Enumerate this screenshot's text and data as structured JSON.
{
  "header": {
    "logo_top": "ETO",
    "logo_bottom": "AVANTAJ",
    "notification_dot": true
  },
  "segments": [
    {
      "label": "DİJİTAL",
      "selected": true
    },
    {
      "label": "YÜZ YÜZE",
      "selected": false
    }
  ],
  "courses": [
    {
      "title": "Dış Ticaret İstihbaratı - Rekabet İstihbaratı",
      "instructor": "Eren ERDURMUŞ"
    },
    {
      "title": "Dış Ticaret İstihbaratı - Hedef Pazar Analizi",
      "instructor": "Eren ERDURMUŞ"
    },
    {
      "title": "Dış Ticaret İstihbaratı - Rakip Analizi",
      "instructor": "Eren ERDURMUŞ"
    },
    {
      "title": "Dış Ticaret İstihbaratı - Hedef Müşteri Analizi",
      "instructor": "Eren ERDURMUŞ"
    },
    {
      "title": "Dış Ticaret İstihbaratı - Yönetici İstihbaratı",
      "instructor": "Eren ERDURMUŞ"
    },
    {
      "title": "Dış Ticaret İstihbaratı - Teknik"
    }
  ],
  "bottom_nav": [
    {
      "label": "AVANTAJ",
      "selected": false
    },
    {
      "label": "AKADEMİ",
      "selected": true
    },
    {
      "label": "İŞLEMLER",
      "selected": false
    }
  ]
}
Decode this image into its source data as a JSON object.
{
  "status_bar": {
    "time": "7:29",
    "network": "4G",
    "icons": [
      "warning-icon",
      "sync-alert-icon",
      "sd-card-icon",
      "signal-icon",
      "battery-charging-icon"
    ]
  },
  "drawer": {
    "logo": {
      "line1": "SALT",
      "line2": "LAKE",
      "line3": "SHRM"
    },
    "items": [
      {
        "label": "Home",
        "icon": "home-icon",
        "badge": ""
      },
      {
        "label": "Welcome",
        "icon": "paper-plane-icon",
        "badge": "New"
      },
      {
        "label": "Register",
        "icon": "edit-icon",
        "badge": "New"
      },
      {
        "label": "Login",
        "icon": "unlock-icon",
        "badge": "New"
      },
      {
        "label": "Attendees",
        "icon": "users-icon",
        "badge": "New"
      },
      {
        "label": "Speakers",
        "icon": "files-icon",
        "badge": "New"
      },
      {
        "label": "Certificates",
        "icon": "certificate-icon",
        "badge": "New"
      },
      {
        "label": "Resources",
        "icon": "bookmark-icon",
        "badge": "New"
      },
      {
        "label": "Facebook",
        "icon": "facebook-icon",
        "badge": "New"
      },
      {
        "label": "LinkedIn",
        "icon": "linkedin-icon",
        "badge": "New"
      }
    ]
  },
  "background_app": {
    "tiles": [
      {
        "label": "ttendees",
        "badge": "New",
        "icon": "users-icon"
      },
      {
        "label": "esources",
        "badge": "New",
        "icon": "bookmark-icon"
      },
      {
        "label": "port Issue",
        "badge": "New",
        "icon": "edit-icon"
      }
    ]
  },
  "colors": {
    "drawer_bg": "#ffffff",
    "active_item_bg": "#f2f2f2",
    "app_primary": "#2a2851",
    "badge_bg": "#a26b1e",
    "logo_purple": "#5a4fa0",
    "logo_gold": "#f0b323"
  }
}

■ ■ ■ ■

### TASK GOAL
Extract each line of the listing above, copying it word for word.

### SOLUTION
Enumerate this screenshot's text and data as structured JSON.
{
  "header": {
    "logo_top": "ETO",
    "logo_bottom": "AVANTAJ",
    "notification_dot": true
  },
  "segments": [
    {
      "label": "DİJİTAL",
      "selected": true
    },
    {
      "label": "YÜZ YÜZE",
      "selected": false
    }
  ],
  "courses": [
    {
      "title": "Dış Ticaret İstihbaratı - Rekabet İstihbaratı",
      "instructor": "Eren ERDURMUŞ"
    },
    {
      "title": "Dış Ticaret İstihbaratı - Hedef Pazar Analizi",
      "instructor": "Eren ERDURMUŞ"
    },
    {
      "title": "Dış Ticaret İstihbaratı - Rakip Analizi",
      "instructor": "Eren ERDURMUŞ"
    },
    {
      "title": "Dış Ticaret İstihbaratı - Hedef Müşteri Analizi",
      "instructor": "Eren ERDURMUŞ"
    },
    {
      "title": "Dış Ticaret İstihbaratı - Yönetici İstihbaratı",
      "instructor": "Eren ERDURMUŞ"
    },
    {
      "title": "Dış Ticaret İstihbaratı - Teknik"
    }
  ],
  "bottom_nav": [
    {
      "label": "AVANTAJ",
      "selected": false
    },
    {
      "label": "AKADEMİ",
      "selected": true
    },
    {
      "label": "İŞLEMLER",
      "selected": false
    }
  ]
}
Decode this image into its source data as a JSON object.
{
  "status_bar": {
    "time": "7:29",
    "network": "4G",
    "icons": [
      "warning-icon",
      "sync-alert-icon",
      "sd-card-icon",
      "signal-icon",
      "battery-charging-icon"
    ]
  },
  "drawer": {
    "logo": {
      "line1": "SALT",
      "line2": "LAKE",
      "line3": "SHRM"
    },
    "items": [
      {
        "label": "Home",
        "icon": "home-icon",
        "badge": ""
      },
      {
        "label": "Welcome",
        "icon": "paper-plane-icon",
        "badge": "New"
      },
      {
        "label": "Register",
        "icon": "edit-icon",
        "badge": "New"
      },
      {
        "label": "Login",
        "icon": "unlock-icon",
        "badge": "New"
      },
      {
        "label": "Attendees",
        "icon": "users-icon",
        "badge": "New"
      },
      {
        "label": "Speakers",
        "icon": "files-icon",
        "badge": "New"
      },
      {
        "label": "Certificates",
        "icon": "certificate-icon",
        "badge": "New"
      },
      {
        "label": "Resources",
        "icon": "bookmark-icon",
        "badge": "New"
      },
      {
        "label": "Facebook",
        "icon": "facebook-icon",
        "badge": "New"
      },
      {
        "label": "LinkedIn",
        "icon": "linkedin-icon",
        "badge": "New"
      }
    ]
  },
  "background_app": {
    "tiles": [
      {
        "label": "ttendees",
        "badge": "New",
        "icon": "users-icon"
      },
      {
        "label": "esources",
        "badge": "New",
        "icon": "bookmark-icon"
      },
      {
        "label": "port Issue",
        "badge": "New",
        "icon": "edit-icon"
      }
    ]
  },
  "colors": {
    "drawer_bg": "#ffffff",
    "active_item_bg": "#f2f2f2",
    "app_primary": "#2a2851",
    "badge_bg": "#a26b1e",
    "logo_purple": "#5a4fa0",
    "logo_gold": "#f0b323"
  }
}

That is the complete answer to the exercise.